TASK OBJECTIVE
Return all lines that include the string "home".

(begin)

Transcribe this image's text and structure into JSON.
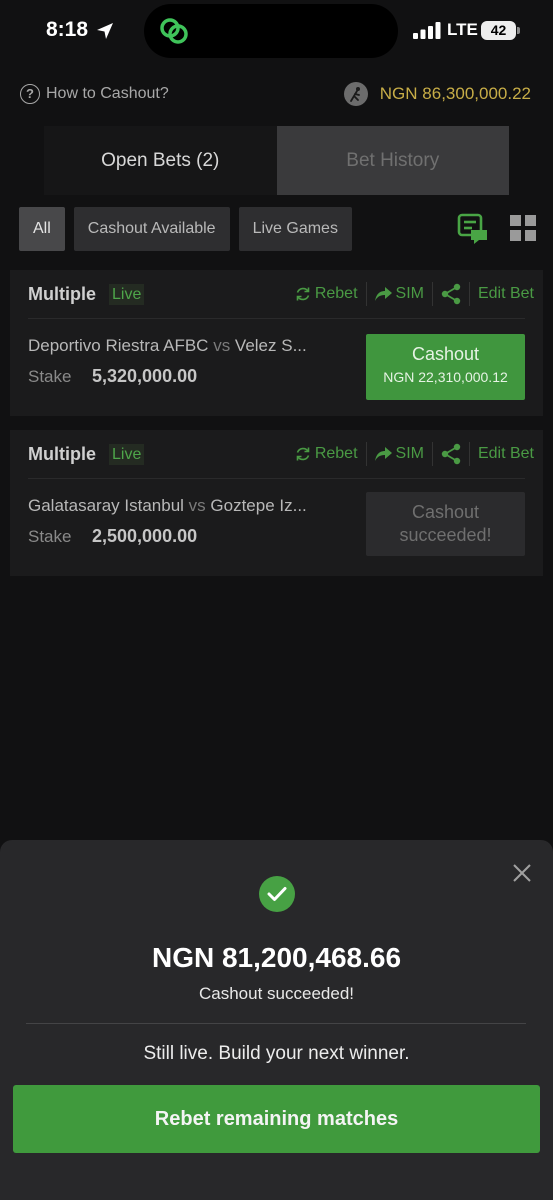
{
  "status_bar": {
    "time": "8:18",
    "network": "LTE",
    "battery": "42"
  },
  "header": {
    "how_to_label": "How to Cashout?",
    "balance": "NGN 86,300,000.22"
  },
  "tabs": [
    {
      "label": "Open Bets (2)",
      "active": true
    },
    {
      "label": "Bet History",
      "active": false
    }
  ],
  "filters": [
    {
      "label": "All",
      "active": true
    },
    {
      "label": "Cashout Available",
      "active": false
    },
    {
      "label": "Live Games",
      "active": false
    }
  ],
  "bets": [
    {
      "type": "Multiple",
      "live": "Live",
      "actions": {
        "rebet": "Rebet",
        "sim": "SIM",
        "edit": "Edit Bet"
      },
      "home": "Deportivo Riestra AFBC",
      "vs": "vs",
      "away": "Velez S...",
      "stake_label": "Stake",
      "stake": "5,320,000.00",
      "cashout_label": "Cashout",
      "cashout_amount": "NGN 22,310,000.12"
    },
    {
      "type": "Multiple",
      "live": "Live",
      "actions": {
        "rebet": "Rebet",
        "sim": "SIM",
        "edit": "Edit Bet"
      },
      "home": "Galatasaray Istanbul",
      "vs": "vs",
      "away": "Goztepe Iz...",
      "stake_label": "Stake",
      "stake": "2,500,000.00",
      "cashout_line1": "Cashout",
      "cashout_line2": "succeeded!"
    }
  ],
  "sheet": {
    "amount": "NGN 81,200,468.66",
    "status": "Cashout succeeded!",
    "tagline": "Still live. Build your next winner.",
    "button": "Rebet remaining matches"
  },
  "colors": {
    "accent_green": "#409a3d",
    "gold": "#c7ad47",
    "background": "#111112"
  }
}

(end)

TASK RESPONSE
      "home": "Deportivo Riestra AFBC",
      "home": "Galatasaray Istanbul",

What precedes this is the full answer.